---------- Records for this task
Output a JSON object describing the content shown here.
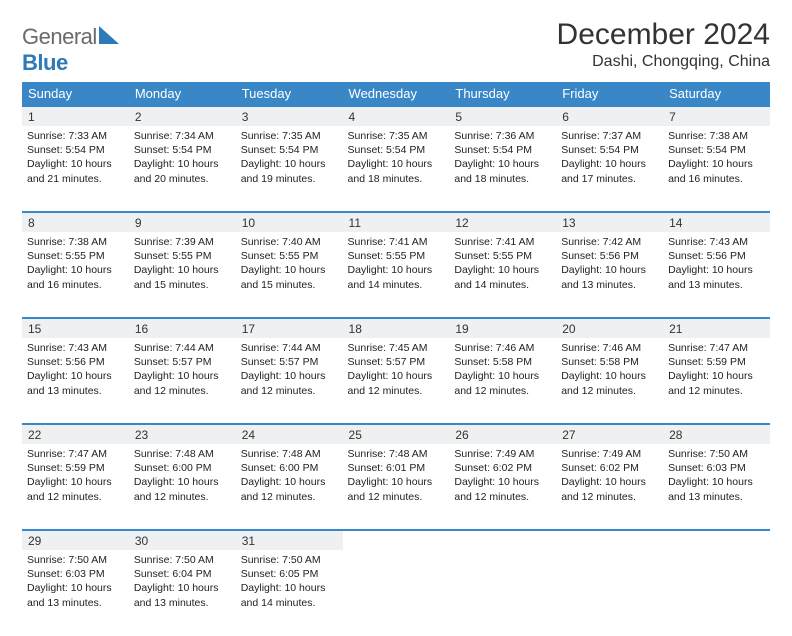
{
  "brand": {
    "part1": "General",
    "part2": "Blue"
  },
  "title": "December 2024",
  "location": "Dashi, Chongqing, China",
  "colors": {
    "header_bg": "#3a87c7",
    "header_text": "#ffffff",
    "daynum_bg": "#eef0f1",
    "row_border": "#3a87c7",
    "text": "#222222",
    "logo_gray": "#6a6a6a",
    "logo_blue": "#2e79b8"
  },
  "weekdays": [
    "Sunday",
    "Monday",
    "Tuesday",
    "Wednesday",
    "Thursday",
    "Friday",
    "Saturday"
  ],
  "weeks": [
    [
      {
        "n": "1",
        "sr": "Sunrise: 7:33 AM",
        "ss": "Sunset: 5:54 PM",
        "d1": "Daylight: 10 hours",
        "d2": "and 21 minutes."
      },
      {
        "n": "2",
        "sr": "Sunrise: 7:34 AM",
        "ss": "Sunset: 5:54 PM",
        "d1": "Daylight: 10 hours",
        "d2": "and 20 minutes."
      },
      {
        "n": "3",
        "sr": "Sunrise: 7:35 AM",
        "ss": "Sunset: 5:54 PM",
        "d1": "Daylight: 10 hours",
        "d2": "and 19 minutes."
      },
      {
        "n": "4",
        "sr": "Sunrise: 7:35 AM",
        "ss": "Sunset: 5:54 PM",
        "d1": "Daylight: 10 hours",
        "d2": "and 18 minutes."
      },
      {
        "n": "5",
        "sr": "Sunrise: 7:36 AM",
        "ss": "Sunset: 5:54 PM",
        "d1": "Daylight: 10 hours",
        "d2": "and 18 minutes."
      },
      {
        "n": "6",
        "sr": "Sunrise: 7:37 AM",
        "ss": "Sunset: 5:54 PM",
        "d1": "Daylight: 10 hours",
        "d2": "and 17 minutes."
      },
      {
        "n": "7",
        "sr": "Sunrise: 7:38 AM",
        "ss": "Sunset: 5:54 PM",
        "d1": "Daylight: 10 hours",
        "d2": "and 16 minutes."
      }
    ],
    [
      {
        "n": "8",
        "sr": "Sunrise: 7:38 AM",
        "ss": "Sunset: 5:55 PM",
        "d1": "Daylight: 10 hours",
        "d2": "and 16 minutes."
      },
      {
        "n": "9",
        "sr": "Sunrise: 7:39 AM",
        "ss": "Sunset: 5:55 PM",
        "d1": "Daylight: 10 hours",
        "d2": "and 15 minutes."
      },
      {
        "n": "10",
        "sr": "Sunrise: 7:40 AM",
        "ss": "Sunset: 5:55 PM",
        "d1": "Daylight: 10 hours",
        "d2": "and 15 minutes."
      },
      {
        "n": "11",
        "sr": "Sunrise: 7:41 AM",
        "ss": "Sunset: 5:55 PM",
        "d1": "Daylight: 10 hours",
        "d2": "and 14 minutes."
      },
      {
        "n": "12",
        "sr": "Sunrise: 7:41 AM",
        "ss": "Sunset: 5:55 PM",
        "d1": "Daylight: 10 hours",
        "d2": "and 14 minutes."
      },
      {
        "n": "13",
        "sr": "Sunrise: 7:42 AM",
        "ss": "Sunset: 5:56 PM",
        "d1": "Daylight: 10 hours",
        "d2": "and 13 minutes."
      },
      {
        "n": "14",
        "sr": "Sunrise: 7:43 AM",
        "ss": "Sunset: 5:56 PM",
        "d1": "Daylight: 10 hours",
        "d2": "and 13 minutes."
      }
    ],
    [
      {
        "n": "15",
        "sr": "Sunrise: 7:43 AM",
        "ss": "Sunset: 5:56 PM",
        "d1": "Daylight: 10 hours",
        "d2": "and 13 minutes."
      },
      {
        "n": "16",
        "sr": "Sunrise: 7:44 AM",
        "ss": "Sunset: 5:57 PM",
        "d1": "Daylight: 10 hours",
        "d2": "and 12 minutes."
      },
      {
        "n": "17",
        "sr": "Sunrise: 7:44 AM",
        "ss": "Sunset: 5:57 PM",
        "d1": "Daylight: 10 hours",
        "d2": "and 12 minutes."
      },
      {
        "n": "18",
        "sr": "Sunrise: 7:45 AM",
        "ss": "Sunset: 5:57 PM",
        "d1": "Daylight: 10 hours",
        "d2": "and 12 minutes."
      },
      {
        "n": "19",
        "sr": "Sunrise: 7:46 AM",
        "ss": "Sunset: 5:58 PM",
        "d1": "Daylight: 10 hours",
        "d2": "and 12 minutes."
      },
      {
        "n": "20",
        "sr": "Sunrise: 7:46 AM",
        "ss": "Sunset: 5:58 PM",
        "d1": "Daylight: 10 hours",
        "d2": "and 12 minutes."
      },
      {
        "n": "21",
        "sr": "Sunrise: 7:47 AM",
        "ss": "Sunset: 5:59 PM",
        "d1": "Daylight: 10 hours",
        "d2": "and 12 minutes."
      }
    ],
    [
      {
        "n": "22",
        "sr": "Sunrise: 7:47 AM",
        "ss": "Sunset: 5:59 PM",
        "d1": "Daylight: 10 hours",
        "d2": "and 12 minutes."
      },
      {
        "n": "23",
        "sr": "Sunrise: 7:48 AM",
        "ss": "Sunset: 6:00 PM",
        "d1": "Daylight: 10 hours",
        "d2": "and 12 minutes."
      },
      {
        "n": "24",
        "sr": "Sunrise: 7:48 AM",
        "ss": "Sunset: 6:00 PM",
        "d1": "Daylight: 10 hours",
        "d2": "and 12 minutes."
      },
      {
        "n": "25",
        "sr": "Sunrise: 7:48 AM",
        "ss": "Sunset: 6:01 PM",
        "d1": "Daylight: 10 hours",
        "d2": "and 12 minutes."
      },
      {
        "n": "26",
        "sr": "Sunrise: 7:49 AM",
        "ss": "Sunset: 6:02 PM",
        "d1": "Daylight: 10 hours",
        "d2": "and 12 minutes."
      },
      {
        "n": "27",
        "sr": "Sunrise: 7:49 AM",
        "ss": "Sunset: 6:02 PM",
        "d1": "Daylight: 10 hours",
        "d2": "and 12 minutes."
      },
      {
        "n": "28",
        "sr": "Sunrise: 7:50 AM",
        "ss": "Sunset: 6:03 PM",
        "d1": "Daylight: 10 hours",
        "d2": "and 13 minutes."
      }
    ],
    [
      {
        "n": "29",
        "sr": "Sunrise: 7:50 AM",
        "ss": "Sunset: 6:03 PM",
        "d1": "Daylight: 10 hours",
        "d2": "and 13 minutes."
      },
      {
        "n": "30",
        "sr": "Sunrise: 7:50 AM",
        "ss": "Sunset: 6:04 PM",
        "d1": "Daylight: 10 hours",
        "d2": "and 13 minutes."
      },
      {
        "n": "31",
        "sr": "Sunrise: 7:50 AM",
        "ss": "Sunset: 6:05 PM",
        "d1": "Daylight: 10 hours",
        "d2": "and 14 minutes."
      },
      null,
      null,
      null,
      null
    ]
  ]
}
--------------------
#### [Task to complete]
All of the entries above should be copied exactly, except for the pictures.

#### [Complete response]
Output a JSON object describing the content shown here.
{
  "brand": {
    "part1": "General",
    "part2": "Blue"
  },
  "title": "December 2024",
  "location": "Dashi, Chongqing, China",
  "colors": {
    "header_bg": "#3a87c7",
    "header_text": "#ffffff",
    "daynum_bg": "#eef0f1",
    "row_border": "#3a87c7",
    "text": "#222222",
    "logo_gray": "#6a6a6a",
    "logo_blue": "#2e79b8"
  },
  "weekdays": [
    "Sunday",
    "Monday",
    "Tuesday",
    "Wednesday",
    "Thursday",
    "Friday",
    "Saturday"
  ],
  "weeks": [
    [
      {
        "n": "1",
        "sr": "Sunrise: 7:33 AM",
        "ss": "Sunset: 5:54 PM",
        "d1": "Daylight: 10 hours",
        "d2": "and 21 minutes."
      },
      {
        "n": "2",
        "sr": "Sunrise: 7:34 AM",
        "ss": "Sunset: 5:54 PM",
        "d1": "Daylight: 10 hours",
        "d2": "and 20 minutes."
      },
      {
        "n": "3",
        "sr": "Sunrise: 7:35 AM",
        "ss": "Sunset: 5:54 PM",
        "d1": "Daylight: 10 hours",
        "d2": "and 19 minutes."
      },
      {
        "n": "4",
        "sr": "Sunrise: 7:35 AM",
        "ss": "Sunset: 5:54 PM",
        "d1": "Daylight: 10 hours",
        "d2": "and 18 minutes."
      },
      {
        "n": "5",
        "sr": "Sunrise: 7:36 AM",
        "ss": "Sunset: 5:54 PM",
        "d1": "Daylight: 10 hours",
        "d2": "and 18 minutes."
      },
      {
        "n": "6",
        "sr": "Sunrise: 7:37 AM",
        "ss": "Sunset: 5:54 PM",
        "d1": "Daylight: 10 hours",
        "d2": "and 17 minutes."
      },
      {
        "n": "7",
        "sr": "Sunrise: 7:38 AM",
        "ss": "Sunset: 5:54 PM",
        "d1": "Daylight: 10 hours",
        "d2": "and 16 minutes."
      }
    ],
    [
      {
        "n": "8",
        "sr": "Sunrise: 7:38 AM",
        "ss": "Sunset: 5:55 PM",
        "d1": "Daylight: 10 hours",
        "d2": "and 16 minutes."
      },
      {
        "n": "9",
        "sr": "Sunrise: 7:39 AM",
        "ss": "Sunset: 5:55 PM",
        "d1": "Daylight: 10 hours",
        "d2": "and 15 minutes."
      },
      {
        "n": "10",
        "sr": "Sunrise: 7:40 AM",
        "ss": "Sunset: 5:55 PM",
        "d1": "Daylight: 10 hours",
        "d2": "and 15 minutes."
      },
      {
        "n": "11",
        "sr": "Sunrise: 7:41 AM",
        "ss": "Sunset: 5:55 PM",
        "d1": "Daylight: 10 hours",
        "d2": "and 14 minutes."
      },
      {
        "n": "12",
        "sr": "Sunrise: 7:41 AM",
        "ss": "Sunset: 5:55 PM",
        "d1": "Daylight: 10 hours",
        "d2": "and 14 minutes."
      },
      {
        "n": "13",
        "sr": "Sunrise: 7:42 AM",
        "ss": "Sunset: 5:56 PM",
        "d1": "Daylight: 10 hours",
        "d2": "and 13 minutes."
      },
      {
        "n": "14",
        "sr": "Sunrise: 7:43 AM",
        "ss": "Sunset: 5:56 PM",
        "d1": "Daylight: 10 hours",
        "d2": "and 13 minutes."
      }
    ],
    [
      {
        "n": "15",
        "sr": "Sunrise: 7:43 AM",
        "ss": "Sunset: 5:56 PM",
        "d1": "Daylight: 10 hours",
        "d2": "and 13 minutes."
      },
      {
        "n": "16",
        "sr": "Sunrise: 7:44 AM",
        "ss": "Sunset: 5:57 PM",
        "d1": "Daylight: 10 hours",
        "d2": "and 12 minutes."
      },
      {
        "n": "17",
        "sr": "Sunrise: 7:44 AM",
        "ss": "Sunset: 5:57 PM",
        "d1": "Daylight: 10 hours",
        "d2": "and 12 minutes."
      },
      {
        "n": "18",
        "sr": "Sunrise: 7:45 AM",
        "ss": "Sunset: 5:57 PM",
        "d1": "Daylight: 10 hours",
        "d2": "and 12 minutes."
      },
      {
        "n": "19",
        "sr": "Sunrise: 7:46 AM",
        "ss": "Sunset: 5:58 PM",
        "d1": "Daylight: 10 hours",
        "d2": "and 12 minutes."
      },
      {
        "n": "20",
        "sr": "Sunrise: 7:46 AM",
        "ss": "Sunset: 5:58 PM",
        "d1": "Daylight: 10 hours",
        "d2": "and 12 minutes."
      },
      {
        "n": "21",
        "sr": "Sunrise: 7:47 AM",
        "ss": "Sunset: 5:59 PM",
        "d1": "Daylight: 10 hours",
        "d2": "and 12 minutes."
      }
    ],
    [
      {
        "n": "22",
        "sr": "Sunrise: 7:47 AM",
        "ss": "Sunset: 5:59 PM",
        "d1": "Daylight: 10 hours",
        "d2": "and 12 minutes."
      },
      {
        "n": "23",
        "sr": "Sunrise: 7:48 AM",
        "ss": "Sunset: 6:00 PM",
        "d1": "Daylight: 10 hours",
        "d2": "and 12 minutes."
      },
      {
        "n": "24",
        "sr": "Sunrise: 7:48 AM",
        "ss": "Sunset: 6:00 PM",
        "d1": "Daylight: 10 hours",
        "d2": "and 12 minutes."
      },
      {
        "n": "25",
        "sr": "Sunrise: 7:48 AM",
        "ss": "Sunset: 6:01 PM",
        "d1": "Daylight: 10 hours",
        "d2": "and 12 minutes."
      },
      {
        "n": "26",
        "sr": "Sunrise: 7:49 AM",
        "ss": "Sunset: 6:02 PM",
        "d1": "Daylight: 10 hours",
        "d2": "and 12 minutes."
      },
      {
        "n": "27",
        "sr": "Sunrise: 7:49 AM",
        "ss": "Sunset: 6:02 PM",
        "d1": "Daylight: 10 hours",
        "d2": "and 12 minutes."
      },
      {
        "n": "28",
        "sr": "Sunrise: 7:50 AM",
        "ss": "Sunset: 6:03 PM",
        "d1": "Daylight: 10 hours",
        "d2": "and 13 minutes."
      }
    ],
    [
      {
        "n": "29",
        "sr": "Sunrise: 7:50 AM",
        "ss": "Sunset: 6:03 PM",
        "d1": "Daylight: 10 hours",
        "d2": "and 13 minutes."
      },
      {
        "n": "30",
        "sr": "Sunrise: 7:50 AM",
        "ss": "Sunset: 6:04 PM",
        "d1": "Daylight: 10 hours",
        "d2": "and 13 minutes."
      },
      {
        "n": "31",
        "sr": "Sunrise: 7:50 AM",
        "ss": "Sunset: 6:05 PM",
        "d1": "Daylight: 10 hours",
        "d2": "and 14 minutes."
      },
      null,
      null,
      null,
      null
    ]
  ]
}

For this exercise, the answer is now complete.